▶ **MATERIAL FOR THIS EXERCISE**
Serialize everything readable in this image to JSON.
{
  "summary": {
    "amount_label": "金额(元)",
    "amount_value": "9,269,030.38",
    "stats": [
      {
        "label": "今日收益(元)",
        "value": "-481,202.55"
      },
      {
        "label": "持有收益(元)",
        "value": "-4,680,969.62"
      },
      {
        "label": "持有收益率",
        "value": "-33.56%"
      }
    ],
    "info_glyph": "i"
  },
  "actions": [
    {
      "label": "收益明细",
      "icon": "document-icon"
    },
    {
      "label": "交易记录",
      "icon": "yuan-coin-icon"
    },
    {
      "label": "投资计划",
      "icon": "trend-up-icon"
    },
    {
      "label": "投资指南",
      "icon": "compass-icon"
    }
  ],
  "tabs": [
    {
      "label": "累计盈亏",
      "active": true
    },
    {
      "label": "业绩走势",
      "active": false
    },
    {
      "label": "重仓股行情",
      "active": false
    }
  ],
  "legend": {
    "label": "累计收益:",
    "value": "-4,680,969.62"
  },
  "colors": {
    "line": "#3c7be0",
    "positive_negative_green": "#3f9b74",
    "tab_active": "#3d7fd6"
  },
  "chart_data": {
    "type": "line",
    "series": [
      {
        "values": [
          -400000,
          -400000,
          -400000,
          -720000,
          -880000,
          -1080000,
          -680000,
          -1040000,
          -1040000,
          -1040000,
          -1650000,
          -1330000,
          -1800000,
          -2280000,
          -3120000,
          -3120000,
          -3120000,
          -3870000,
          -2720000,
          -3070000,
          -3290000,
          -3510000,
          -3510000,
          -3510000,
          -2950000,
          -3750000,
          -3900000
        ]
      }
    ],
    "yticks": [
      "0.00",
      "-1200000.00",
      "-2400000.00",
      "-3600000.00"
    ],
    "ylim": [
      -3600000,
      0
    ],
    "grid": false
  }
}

▶ **PROMPT**
The records above are to be copied in full, exactly as written.

▶ **ANSWER FOR THE TASK**
Serialize everything readable in this image to JSON.
{
  "summary": {
    "amount_label": "金额(元)",
    "amount_value": "9,269,030.38",
    "stats": [
      {
        "label": "今日收益(元)",
        "value": "-481,202.55"
      },
      {
        "label": "持有收益(元)",
        "value": "-4,680,969.62"
      },
      {
        "label": "持有收益率",
        "value": "-33.56%"
      }
    ],
    "info_glyph": "i"
  },
  "actions": [
    {
      "label": "收益明细",
      "icon": "document-icon"
    },
    {
      "label": "交易记录",
      "icon": "yuan-coin-icon"
    },
    {
      "label": "投资计划",
      "icon": "trend-up-icon"
    },
    {
      "label": "投资指南",
      "icon": "compass-icon"
    }
  ],
  "tabs": [
    {
      "label": "累计盈亏",
      "active": true
    },
    {
      "label": "业绩走势",
      "active": false
    },
    {
      "label": "重仓股行情",
      "active": false
    }
  ],
  "legend": {
    "label": "累计收益:",
    "value": "-4,680,969.62"
  },
  "colors": {
    "line": "#3c7be0",
    "positive_negative_green": "#3f9b74",
    "tab_active": "#3d7fd6"
  },
  "chart_data": {
    "type": "line",
    "series": [
      {
        "values": [
          -400000,
          -400000,
          -400000,
          -720000,
          -880000,
          -1080000,
          -680000,
          -1040000,
          -1040000,
          -1040000,
          -1650000,
          -1330000,
          -1800000,
          -2280000,
          -3120000,
          -3120000,
          -3120000,
          -3870000,
          -2720000,
          -3070000,
          -3290000,
          -3510000,
          -3510000,
          -3510000,
          -2950000,
          -3750000,
          -3900000
        ]
      }
    ],
    "yticks": [
      "0.00",
      "-1200000.00",
      "-2400000.00",
      "-3600000.00"
    ],
    "ylim": [
      -3600000,
      0
    ],
    "grid": false
  }
}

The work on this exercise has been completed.